> Stated goal
Take from the listing each line that has the string "Parse".

> Record list
--- start ---

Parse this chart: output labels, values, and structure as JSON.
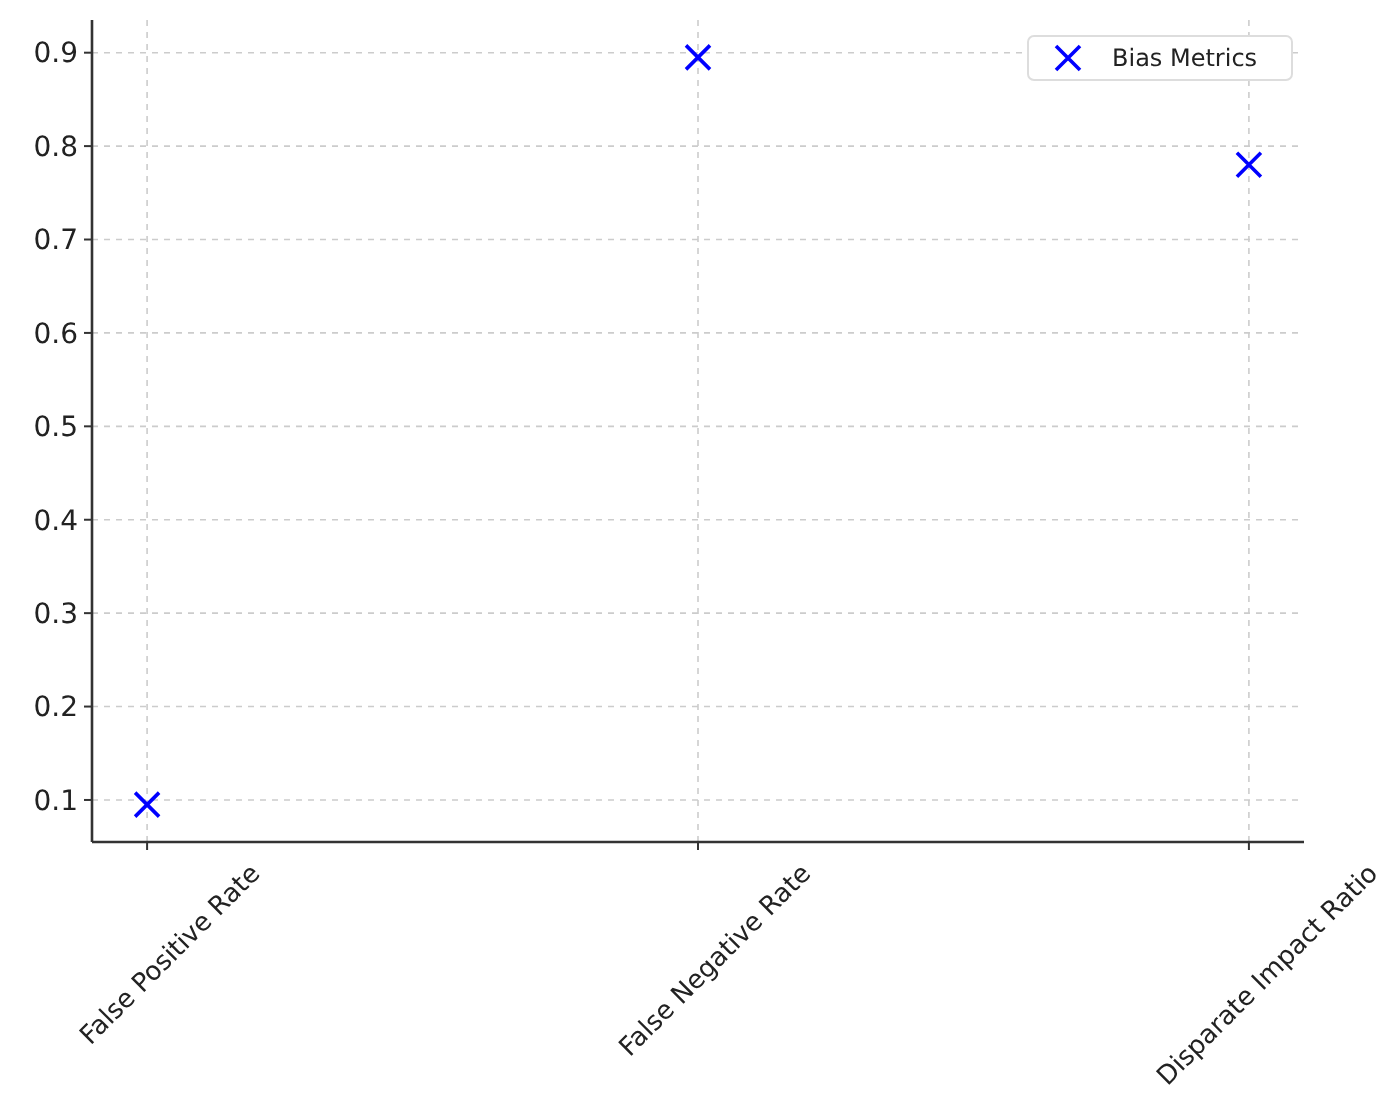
{
  "chart_data": {
    "type": "scatter",
    "categories": [
      "False Positive Rate",
      "False Negative Rate",
      "Disparate Impact Ratio"
    ],
    "series": [
      {
        "name": "Bias Metrics",
        "color": "#0000ff",
        "values": [
          0.095,
          0.895,
          0.78
        ]
      }
    ],
    "ylim": [
      0.055,
      0.935
    ],
    "yticks": [
      {
        "value": 0.1,
        "label": "0.1"
      },
      {
        "value": 0.2,
        "label": "0.2"
      },
      {
        "value": 0.3,
        "label": "0.3"
      },
      {
        "value": 0.4,
        "label": "0.4"
      },
      {
        "value": 0.5,
        "label": "0.5"
      },
      {
        "value": 0.6,
        "label": "0.6"
      },
      {
        "value": 0.7,
        "label": "0.7"
      },
      {
        "value": 0.8,
        "label": "0.8"
      },
      {
        "value": 0.9,
        "label": "0.9"
      }
    ],
    "grid": true,
    "legend": "top right",
    "marker": "cross"
  }
}
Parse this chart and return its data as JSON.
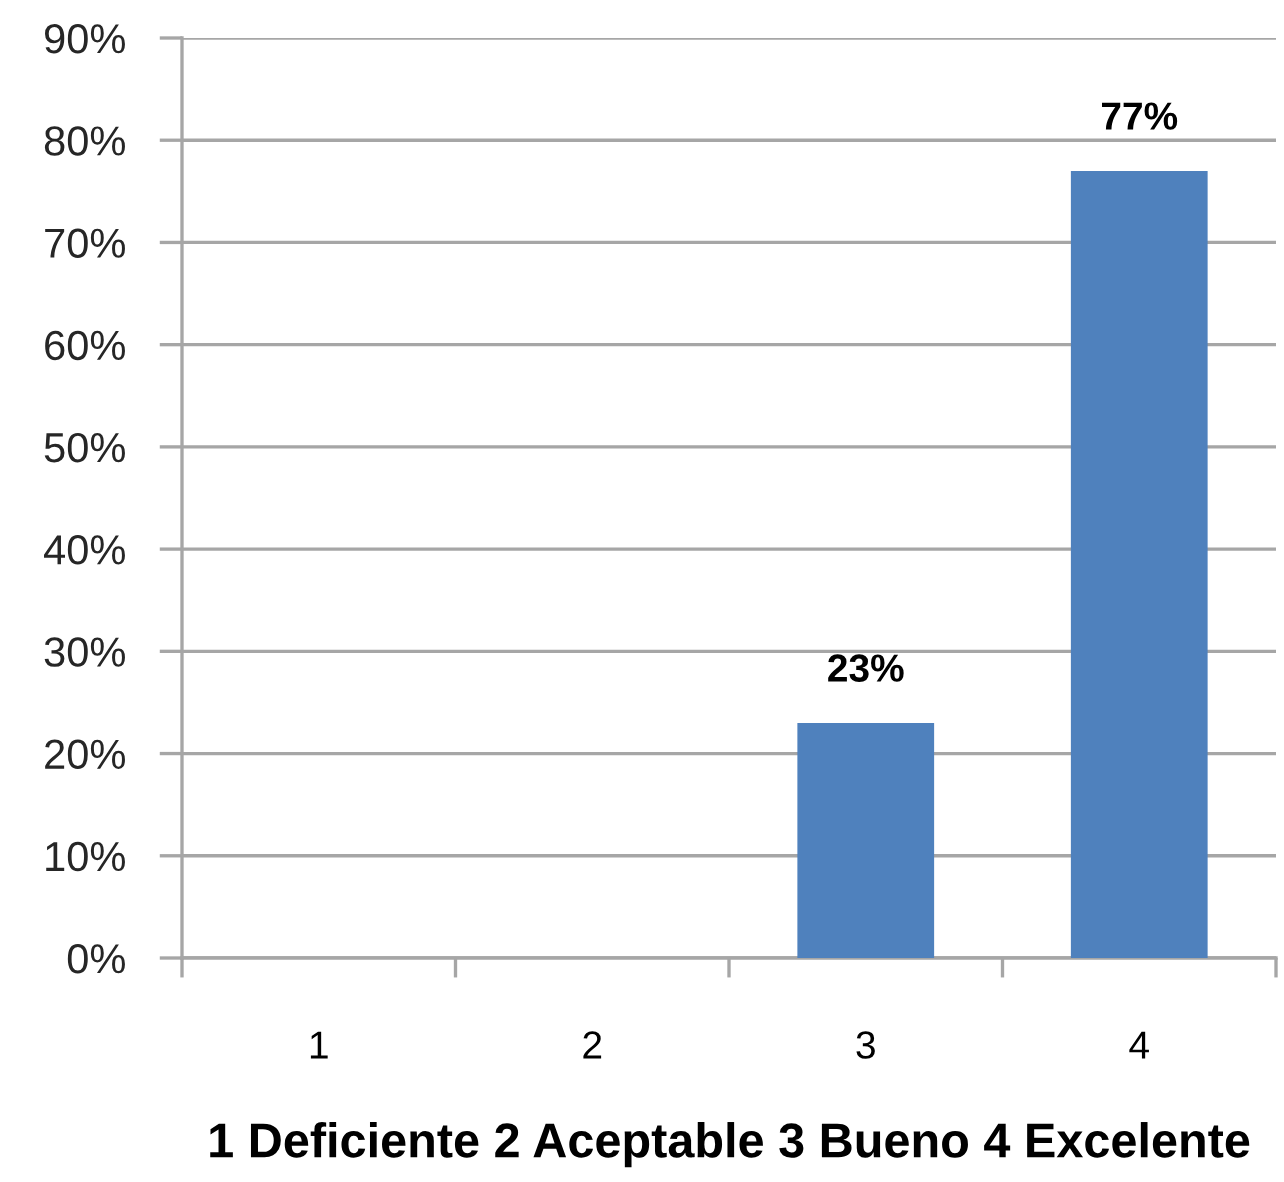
{
  "chart_data": {
    "type": "bar",
    "categories": [
      "1",
      "2",
      "3",
      "4"
    ],
    "values": [
      0,
      0,
      23,
      77
    ],
    "value_labels": [
      null,
      null,
      "23%",
      "77%"
    ],
    "color": "#4f81bd",
    "xlabel": "1 Deficiente 2 Aceptable 3 Bueno 4 Excelente",
    "ylim": [
      0,
      90
    ],
    "yticks": [
      {
        "value": 0,
        "label": "0%"
      },
      {
        "value": 10,
        "label": "10%"
      },
      {
        "value": 20,
        "label": "20%"
      },
      {
        "value": 30,
        "label": "30%"
      },
      {
        "value": 40,
        "label": "40%"
      },
      {
        "value": 50,
        "label": "50%"
      },
      {
        "value": 60,
        "label": "60%"
      },
      {
        "value": 70,
        "label": "70%"
      },
      {
        "value": 80,
        "label": "80%"
      },
      {
        "value": 90,
        "label": "90%"
      }
    ],
    "grid": "y",
    "legend": false
  }
}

--- end ---

> Worked answer
Parse this chart: output labels, values, and structure as JSON.
Parse this chart and return its data as JSON.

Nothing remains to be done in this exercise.